**INSTRUCTIONS TO FOLLOW**: Look through the material below. Copy every line with the string "that" in it.
++++ DATA LISTING
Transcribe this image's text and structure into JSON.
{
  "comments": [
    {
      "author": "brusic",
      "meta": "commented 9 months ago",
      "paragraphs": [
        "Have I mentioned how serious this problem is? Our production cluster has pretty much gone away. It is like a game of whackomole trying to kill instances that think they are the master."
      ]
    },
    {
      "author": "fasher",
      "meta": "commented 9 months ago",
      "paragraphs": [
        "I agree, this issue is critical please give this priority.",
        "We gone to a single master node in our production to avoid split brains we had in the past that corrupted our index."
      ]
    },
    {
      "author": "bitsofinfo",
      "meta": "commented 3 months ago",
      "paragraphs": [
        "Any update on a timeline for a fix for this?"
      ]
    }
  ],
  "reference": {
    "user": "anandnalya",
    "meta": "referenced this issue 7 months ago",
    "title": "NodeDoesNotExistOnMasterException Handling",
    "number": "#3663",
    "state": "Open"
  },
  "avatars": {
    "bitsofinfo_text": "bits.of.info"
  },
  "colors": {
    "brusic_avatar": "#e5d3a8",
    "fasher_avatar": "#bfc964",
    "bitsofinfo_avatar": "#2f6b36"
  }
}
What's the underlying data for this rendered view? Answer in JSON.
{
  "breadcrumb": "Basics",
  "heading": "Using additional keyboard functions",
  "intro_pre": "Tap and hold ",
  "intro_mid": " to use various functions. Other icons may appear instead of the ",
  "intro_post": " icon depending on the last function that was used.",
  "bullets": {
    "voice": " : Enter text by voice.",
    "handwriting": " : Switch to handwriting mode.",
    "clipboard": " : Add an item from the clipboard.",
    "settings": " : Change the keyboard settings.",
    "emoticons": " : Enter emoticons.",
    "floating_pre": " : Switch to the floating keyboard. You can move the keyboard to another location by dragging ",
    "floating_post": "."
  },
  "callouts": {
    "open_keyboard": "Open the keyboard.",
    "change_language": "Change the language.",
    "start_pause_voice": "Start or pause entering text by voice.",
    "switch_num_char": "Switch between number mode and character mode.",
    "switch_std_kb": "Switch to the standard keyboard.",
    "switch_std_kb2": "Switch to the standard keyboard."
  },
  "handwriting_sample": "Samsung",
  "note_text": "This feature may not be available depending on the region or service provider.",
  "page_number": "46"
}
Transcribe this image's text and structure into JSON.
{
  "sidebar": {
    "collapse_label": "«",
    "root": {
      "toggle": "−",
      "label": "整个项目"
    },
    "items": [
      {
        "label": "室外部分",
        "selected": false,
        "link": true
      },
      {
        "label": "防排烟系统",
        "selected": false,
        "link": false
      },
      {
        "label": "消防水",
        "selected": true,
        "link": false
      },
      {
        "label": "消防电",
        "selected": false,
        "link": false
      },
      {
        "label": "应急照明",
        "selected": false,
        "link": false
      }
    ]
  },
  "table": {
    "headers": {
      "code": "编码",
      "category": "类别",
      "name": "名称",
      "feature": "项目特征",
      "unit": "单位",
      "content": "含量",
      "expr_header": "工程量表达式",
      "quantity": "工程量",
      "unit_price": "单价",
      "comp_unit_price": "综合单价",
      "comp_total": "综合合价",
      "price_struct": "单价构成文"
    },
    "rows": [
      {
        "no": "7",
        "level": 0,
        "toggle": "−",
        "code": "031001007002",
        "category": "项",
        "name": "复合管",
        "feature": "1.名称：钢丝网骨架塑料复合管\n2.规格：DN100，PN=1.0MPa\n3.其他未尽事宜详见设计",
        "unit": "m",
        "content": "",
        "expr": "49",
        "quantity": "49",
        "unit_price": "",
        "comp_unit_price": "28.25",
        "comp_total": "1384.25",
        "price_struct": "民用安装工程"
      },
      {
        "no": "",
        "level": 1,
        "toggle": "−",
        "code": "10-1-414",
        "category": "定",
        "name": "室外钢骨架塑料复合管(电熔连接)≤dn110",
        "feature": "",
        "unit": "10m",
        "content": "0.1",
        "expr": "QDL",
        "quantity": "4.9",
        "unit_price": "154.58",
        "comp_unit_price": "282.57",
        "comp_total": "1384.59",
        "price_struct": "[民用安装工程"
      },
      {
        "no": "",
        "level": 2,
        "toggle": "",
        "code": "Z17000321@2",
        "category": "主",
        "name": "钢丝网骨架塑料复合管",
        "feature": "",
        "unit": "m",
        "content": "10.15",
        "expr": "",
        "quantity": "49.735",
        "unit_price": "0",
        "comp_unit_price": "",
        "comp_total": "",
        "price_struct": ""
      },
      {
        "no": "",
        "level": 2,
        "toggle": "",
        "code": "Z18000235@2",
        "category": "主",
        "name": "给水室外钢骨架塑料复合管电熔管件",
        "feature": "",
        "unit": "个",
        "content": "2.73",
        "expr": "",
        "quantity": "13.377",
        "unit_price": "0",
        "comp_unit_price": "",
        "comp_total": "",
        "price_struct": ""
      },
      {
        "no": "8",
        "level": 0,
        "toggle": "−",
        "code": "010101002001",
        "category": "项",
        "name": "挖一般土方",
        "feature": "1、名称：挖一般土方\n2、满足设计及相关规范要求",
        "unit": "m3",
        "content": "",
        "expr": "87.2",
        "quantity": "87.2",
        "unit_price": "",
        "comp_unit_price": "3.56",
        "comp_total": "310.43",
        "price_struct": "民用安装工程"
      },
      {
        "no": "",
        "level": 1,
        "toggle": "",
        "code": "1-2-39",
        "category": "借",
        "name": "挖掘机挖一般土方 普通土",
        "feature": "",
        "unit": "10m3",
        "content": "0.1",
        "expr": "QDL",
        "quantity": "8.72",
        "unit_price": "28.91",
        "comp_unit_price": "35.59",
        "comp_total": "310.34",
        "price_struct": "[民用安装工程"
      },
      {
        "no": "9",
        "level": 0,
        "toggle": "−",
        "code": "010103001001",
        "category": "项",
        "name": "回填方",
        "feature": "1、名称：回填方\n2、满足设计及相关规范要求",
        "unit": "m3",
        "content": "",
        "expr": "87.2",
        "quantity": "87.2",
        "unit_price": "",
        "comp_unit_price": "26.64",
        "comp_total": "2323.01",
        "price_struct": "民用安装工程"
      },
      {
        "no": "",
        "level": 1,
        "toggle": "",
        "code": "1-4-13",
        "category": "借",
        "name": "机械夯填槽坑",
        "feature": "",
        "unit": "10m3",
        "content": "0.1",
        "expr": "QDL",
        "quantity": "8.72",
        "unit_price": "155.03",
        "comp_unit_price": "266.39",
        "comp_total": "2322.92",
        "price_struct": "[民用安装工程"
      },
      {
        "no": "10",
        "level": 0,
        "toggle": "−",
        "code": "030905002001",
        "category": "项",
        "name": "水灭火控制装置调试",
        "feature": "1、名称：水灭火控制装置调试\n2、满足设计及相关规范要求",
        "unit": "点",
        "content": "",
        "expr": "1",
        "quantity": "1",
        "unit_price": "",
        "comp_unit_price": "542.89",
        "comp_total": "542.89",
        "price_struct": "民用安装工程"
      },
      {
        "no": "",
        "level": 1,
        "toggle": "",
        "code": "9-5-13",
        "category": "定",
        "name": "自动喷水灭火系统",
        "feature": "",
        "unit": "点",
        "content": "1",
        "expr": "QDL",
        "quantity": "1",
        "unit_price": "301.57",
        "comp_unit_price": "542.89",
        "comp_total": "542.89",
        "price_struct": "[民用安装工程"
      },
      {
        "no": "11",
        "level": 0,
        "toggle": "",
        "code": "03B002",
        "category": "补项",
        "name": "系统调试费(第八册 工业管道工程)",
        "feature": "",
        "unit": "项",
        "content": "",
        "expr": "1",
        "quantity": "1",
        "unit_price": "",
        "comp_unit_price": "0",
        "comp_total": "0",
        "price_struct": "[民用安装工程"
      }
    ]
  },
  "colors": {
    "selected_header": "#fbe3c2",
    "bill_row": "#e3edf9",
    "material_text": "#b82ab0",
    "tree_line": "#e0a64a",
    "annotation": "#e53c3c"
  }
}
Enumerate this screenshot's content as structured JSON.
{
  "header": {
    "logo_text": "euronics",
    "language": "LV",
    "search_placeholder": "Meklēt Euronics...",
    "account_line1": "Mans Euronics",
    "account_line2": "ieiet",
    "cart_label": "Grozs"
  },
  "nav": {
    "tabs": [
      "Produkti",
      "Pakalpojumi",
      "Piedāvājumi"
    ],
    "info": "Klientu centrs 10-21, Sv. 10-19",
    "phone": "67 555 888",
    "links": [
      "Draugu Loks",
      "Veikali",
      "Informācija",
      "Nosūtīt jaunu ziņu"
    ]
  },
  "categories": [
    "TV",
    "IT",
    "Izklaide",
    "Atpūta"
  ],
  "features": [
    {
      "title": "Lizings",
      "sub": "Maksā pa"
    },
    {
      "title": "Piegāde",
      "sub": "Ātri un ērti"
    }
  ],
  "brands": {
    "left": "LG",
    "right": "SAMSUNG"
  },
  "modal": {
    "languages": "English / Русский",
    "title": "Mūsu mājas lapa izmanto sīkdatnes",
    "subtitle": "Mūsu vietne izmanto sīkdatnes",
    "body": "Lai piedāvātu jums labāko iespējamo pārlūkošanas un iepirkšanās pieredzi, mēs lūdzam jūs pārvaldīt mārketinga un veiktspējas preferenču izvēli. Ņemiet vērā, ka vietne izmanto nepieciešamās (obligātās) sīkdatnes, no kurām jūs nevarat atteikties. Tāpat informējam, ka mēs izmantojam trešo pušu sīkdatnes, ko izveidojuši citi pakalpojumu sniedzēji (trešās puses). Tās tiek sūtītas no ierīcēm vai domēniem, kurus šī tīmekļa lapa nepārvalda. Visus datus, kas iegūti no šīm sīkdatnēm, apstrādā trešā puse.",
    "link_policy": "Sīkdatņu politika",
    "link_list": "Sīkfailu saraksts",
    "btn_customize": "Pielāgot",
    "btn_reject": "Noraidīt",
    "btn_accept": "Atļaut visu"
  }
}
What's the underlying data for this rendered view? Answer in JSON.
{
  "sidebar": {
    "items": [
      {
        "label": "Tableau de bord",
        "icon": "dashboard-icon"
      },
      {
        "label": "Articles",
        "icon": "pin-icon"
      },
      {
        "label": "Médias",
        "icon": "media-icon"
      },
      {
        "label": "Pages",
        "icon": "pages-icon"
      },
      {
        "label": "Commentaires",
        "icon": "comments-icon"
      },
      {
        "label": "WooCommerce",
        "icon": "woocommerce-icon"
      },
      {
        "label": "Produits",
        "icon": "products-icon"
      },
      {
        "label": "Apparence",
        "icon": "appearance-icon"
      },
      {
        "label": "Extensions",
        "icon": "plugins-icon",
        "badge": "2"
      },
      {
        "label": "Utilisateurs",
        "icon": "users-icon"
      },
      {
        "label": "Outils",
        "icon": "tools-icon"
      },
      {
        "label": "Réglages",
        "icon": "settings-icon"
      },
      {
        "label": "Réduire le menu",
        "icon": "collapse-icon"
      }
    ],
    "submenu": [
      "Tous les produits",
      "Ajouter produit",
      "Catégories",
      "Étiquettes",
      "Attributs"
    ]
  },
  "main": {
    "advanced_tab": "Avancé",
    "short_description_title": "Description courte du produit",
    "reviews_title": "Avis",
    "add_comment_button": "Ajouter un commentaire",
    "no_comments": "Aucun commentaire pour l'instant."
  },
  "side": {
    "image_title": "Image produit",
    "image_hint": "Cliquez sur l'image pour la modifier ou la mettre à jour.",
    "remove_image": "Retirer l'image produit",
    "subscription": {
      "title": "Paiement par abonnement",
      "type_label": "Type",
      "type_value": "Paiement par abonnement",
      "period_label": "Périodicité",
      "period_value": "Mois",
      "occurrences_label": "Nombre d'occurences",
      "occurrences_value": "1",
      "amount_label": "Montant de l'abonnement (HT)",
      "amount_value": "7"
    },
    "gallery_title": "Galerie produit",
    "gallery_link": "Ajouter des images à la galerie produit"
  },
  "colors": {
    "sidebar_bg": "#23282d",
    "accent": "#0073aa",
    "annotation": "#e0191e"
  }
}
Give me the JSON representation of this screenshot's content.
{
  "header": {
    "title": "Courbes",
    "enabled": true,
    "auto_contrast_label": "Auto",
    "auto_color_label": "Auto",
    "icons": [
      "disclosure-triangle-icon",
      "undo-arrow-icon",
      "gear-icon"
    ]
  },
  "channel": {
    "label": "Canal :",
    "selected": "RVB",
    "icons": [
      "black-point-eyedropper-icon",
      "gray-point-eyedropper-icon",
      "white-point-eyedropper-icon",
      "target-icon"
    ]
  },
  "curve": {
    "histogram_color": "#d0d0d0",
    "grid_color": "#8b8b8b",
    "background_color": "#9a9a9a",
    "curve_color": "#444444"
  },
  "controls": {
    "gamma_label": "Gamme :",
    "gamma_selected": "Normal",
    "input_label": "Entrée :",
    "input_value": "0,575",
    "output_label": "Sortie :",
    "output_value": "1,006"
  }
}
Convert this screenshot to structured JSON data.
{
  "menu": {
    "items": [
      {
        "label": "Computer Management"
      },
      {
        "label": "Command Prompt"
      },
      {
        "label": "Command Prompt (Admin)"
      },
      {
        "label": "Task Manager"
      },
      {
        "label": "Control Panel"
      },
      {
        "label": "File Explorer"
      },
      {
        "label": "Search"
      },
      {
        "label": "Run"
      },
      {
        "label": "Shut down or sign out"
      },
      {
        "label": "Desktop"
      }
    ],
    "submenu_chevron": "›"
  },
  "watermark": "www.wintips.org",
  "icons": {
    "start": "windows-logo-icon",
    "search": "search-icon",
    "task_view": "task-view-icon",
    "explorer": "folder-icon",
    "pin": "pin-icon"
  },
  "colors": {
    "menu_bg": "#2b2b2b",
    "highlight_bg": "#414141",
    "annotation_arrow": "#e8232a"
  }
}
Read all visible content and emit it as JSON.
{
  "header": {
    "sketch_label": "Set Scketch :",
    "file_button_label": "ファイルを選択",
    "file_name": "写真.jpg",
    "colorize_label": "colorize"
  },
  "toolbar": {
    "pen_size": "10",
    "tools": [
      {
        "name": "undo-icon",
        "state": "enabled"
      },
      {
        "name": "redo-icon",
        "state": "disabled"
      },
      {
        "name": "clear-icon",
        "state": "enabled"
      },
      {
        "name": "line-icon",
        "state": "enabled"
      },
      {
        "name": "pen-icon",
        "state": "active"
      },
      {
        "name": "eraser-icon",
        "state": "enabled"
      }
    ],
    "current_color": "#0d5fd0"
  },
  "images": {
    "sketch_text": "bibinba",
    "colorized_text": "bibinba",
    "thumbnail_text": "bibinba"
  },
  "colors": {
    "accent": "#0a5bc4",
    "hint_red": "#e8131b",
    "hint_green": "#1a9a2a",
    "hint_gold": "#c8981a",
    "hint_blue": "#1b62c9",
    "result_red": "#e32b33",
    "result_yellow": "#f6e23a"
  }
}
++++++++
**FINISHED TASK**:
        "Have I mentioned how serious this problem is? Our production cluster has pretty much gone away. It is like a game of whackomole trying to kill instances that think they are the master."
        "We gone to a single master node in our production to avoid split brains we had in the past that corrupted our index."
  "intro_post": " icon depending on the last function that was used.",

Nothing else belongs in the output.